### [WHAT YOU HAVE TO DO]
Repeat the material below exactly, line for line.

Records contained in a dataset
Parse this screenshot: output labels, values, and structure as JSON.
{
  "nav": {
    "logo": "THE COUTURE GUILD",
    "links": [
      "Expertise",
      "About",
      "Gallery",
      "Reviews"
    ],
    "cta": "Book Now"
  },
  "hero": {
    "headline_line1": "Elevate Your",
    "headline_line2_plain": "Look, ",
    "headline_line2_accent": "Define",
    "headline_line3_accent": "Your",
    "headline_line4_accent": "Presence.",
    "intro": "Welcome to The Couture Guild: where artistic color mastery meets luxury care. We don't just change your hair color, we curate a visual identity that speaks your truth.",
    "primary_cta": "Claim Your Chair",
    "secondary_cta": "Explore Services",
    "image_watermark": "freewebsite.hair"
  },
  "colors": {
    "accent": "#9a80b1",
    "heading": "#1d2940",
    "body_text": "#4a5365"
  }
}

### [THE RESPONSE]
Parse this screenshot: output labels, values, and structure as JSON.
{
  "nav": {
    "logo": "THE COUTURE GUILD",
    "links": [
      "Expertise",
      "About",
      "Gallery",
      "Reviews"
    ],
    "cta": "Book Now"
  },
  "hero": {
    "headline_line1": "Elevate Your",
    "headline_line2_plain": "Look, ",
    "headline_line2_accent": "Define",
    "headline_line3_accent": "Your",
    "headline_line4_accent": "Presence.",
    "intro": "Welcome to The Couture Guild: where artistic color mastery meets luxury care. We don't just change your hair color, we curate a visual identity that speaks your truth.",
    "primary_cta": "Claim Your Chair",
    "secondary_cta": "Explore Services",
    "image_watermark": "freewebsite.hair"
  },
  "colors": {
    "accent": "#9a80b1",
    "heading": "#1d2940",
    "body_text": "#4a5365"
  }
}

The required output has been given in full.